Exercise. Scan the lines below for the string "text" and copy every one that has it.
>> START Record list
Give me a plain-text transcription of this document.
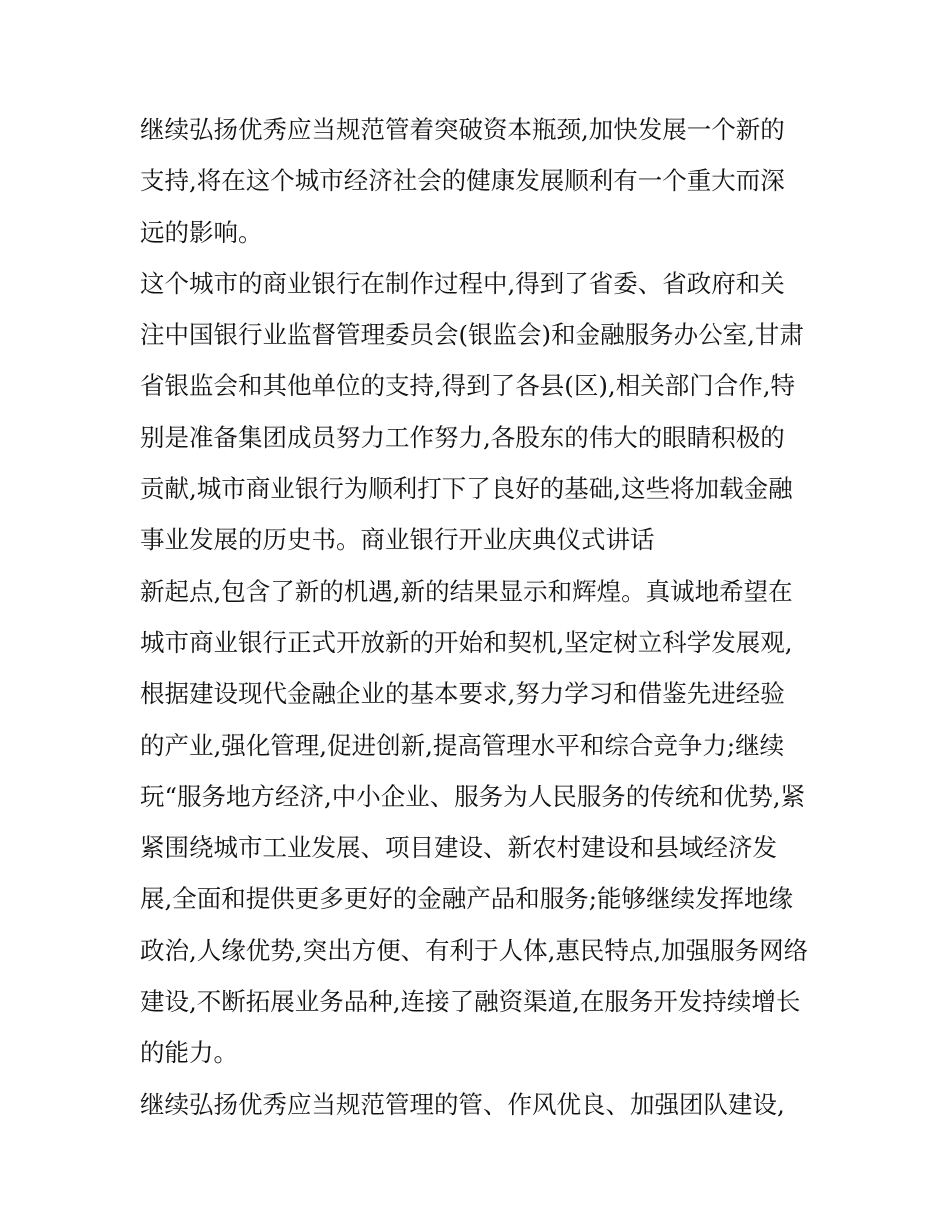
继续弘扬优秀应当规范管着突破资本瓶颈,加快发展一个新的
支持,将在这个城市经济社会的健康发展顺利有一个重大而深
远的影响。
这个城市的商业银行在制作过程中,得到了省委、省政府和关
注中国银行业监督管理委员会(银监会)和金融服务办公室,甘肃
省银监会和其他单位的支持,得到了各县(区),相关部门合作,特
别是准备集团成员努力工作努力,各股东的伟大的眼睛积极的
贡献,城市商业银行为顺利打下了良好的基础,这些将加载金融
事业发展的历史书。商业银行开业庆典仪式讲话
新起点,包含了新的机遇,新的结果显示和辉煌。真诚地希望在
城市商业银行正式开放新的开始和契机,坚定树立科学发展观,
根据建设现代金融企业的基本要求,努力学习和借鉴先进经验
的产业,强化管理,促进创新,提高管理水平和综合竞争力;继续
玩“服务地方经济,中小企业、服务为人民服务的传统和优势,紧
紧围绕城市工业发展、项目建设、新农村建设和县域经济发
展,全面和提供更多更好的金融产品和服务;能够继续发挥地缘
政治,人缘优势,突出方便、有利于人体,惠民特点,加强服务网络
建设,不断拓展业务品种,连接了融资渠道,在服务开发持续增长
的能力。
继续弘扬优秀应当规范管理的管、作风优良、加强团队建设,
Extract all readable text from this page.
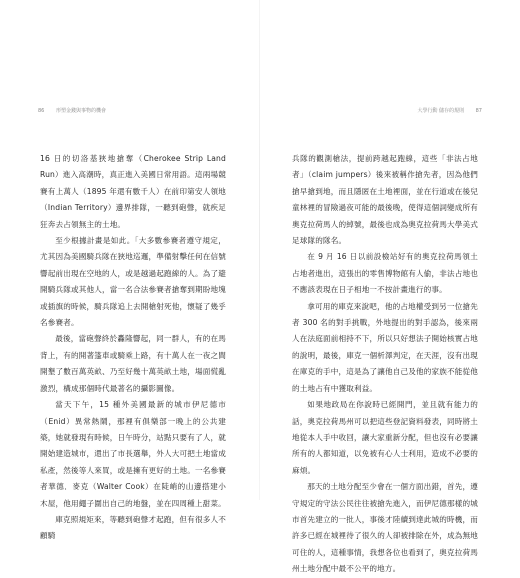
86 形塑金錢與事物的機會

16 日的切洛基狹地搶奪（Cherokee Strip Land Run）進入高潮時，真正進入美國日常用語。這兩場競賽有上萬人（1895 年還有數千人）在前印第安人領地（Indian Territory）邊界排隊，一聽到砲聲，就疾足狂奔去占領無主的土地。

至少根據計畫是如此。「大多數參賽者遵守規定，尤其因為美國騎兵隊在狹地巡邏，準備射擊任何在信號響起前出現在空地的人，或是越過起跑線的人。為了避開騎兵隊或其他人，當一名合法參賽者搶奪到期盼地塊或插旗的時候，騎兵隊追上去開槍射死他，懷疑了幾乎名參賽者。

最後，當砲聲終於轟隆響起，同一群人，有的在馬背上，有的開著篷車或騎乘上路，有十萬人在一夜之間開墾了數百萬英畝、乃至好幾十萬英畝土地，場面慌亂激烈，構成那個時代最著名的攝影圖像。

當天下午，15 種外美國最新的城市伊尼德市（Enid）異常熱鬧，那裡有俱樂部一晚上的公共建築，她就發現有時候，日午時分，站點只要有了人，就開始建造城市，還出了市長選舉，外人大可把土地當成私產，然後等人來買，或是擁有更好的土地。一名參賽者華德．麥克（Walter Cook）在陡峭的山邊搭建小木屋，他用繩子圍出自己的地盤，並在四周種上甜菜。

庫克照規矩來，等聽到砲聲才起跑，但有很多人不顧騎

大學行動 儲存的規則 87

兵隊的觀測槍法，提前跨越起跑線，這些「非法占地者」（claim jumpers）後來被稱作搶先者，因為他們搶早搶到地，而且隱匿在土地裡面，並在行道或在後兒童林裡的冒險過夜可能的最後晚，使得這個詞變成所有奧克拉荷馬人的綽號，最後也成為奧克拉荷馬大學美式足球隊的隊名。

在 9 月 16 日以前設檢站好有的奧克拉荷馬領土占地者進出，這張出的零售博物館有人偷，非法占地也不應該表現在日子相地一不按計畫進行的事。

拿可用的庫克來說吧，他的占地權受到另一位搶先者 300 名的對手挑戰，外地提出的對手認為，後來兩人在法庭面前相持不下，所以只好想法子開始核實占地的說明，最後，庫克一個析澤判定，在天涯，沒有出現在庫克的手中，這是為了讓他自己及他的家族不能從他的土地占有中獲取利益。

如果地政局在你說時已經開門，並且就有能力的話，奧克拉荷馬州可以把這些登記資料發表，同時將土地從本人手中收回，讓大家重新分配，但也沒有必要讓所有的人都知道，以免被有心人士利用，造成不必要的麻煩。

那天的土地分配至少會在一個方面出錯，首先，遵守規定的守法公民往往被搶先進入，而伊尼德那樣的城市首先建立的一批人，事後才陸續到達此城的時機，而許多已經在城裡待了很久的人卻被排除在外，成為無地可住的人，這種事情，我想各位也看到了，奧克拉荷馬州土地分配中最不公平的地方。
>> END Record list
Result of this task.
Give me a plain-text transcription of this document.
Extract all readable text from this page.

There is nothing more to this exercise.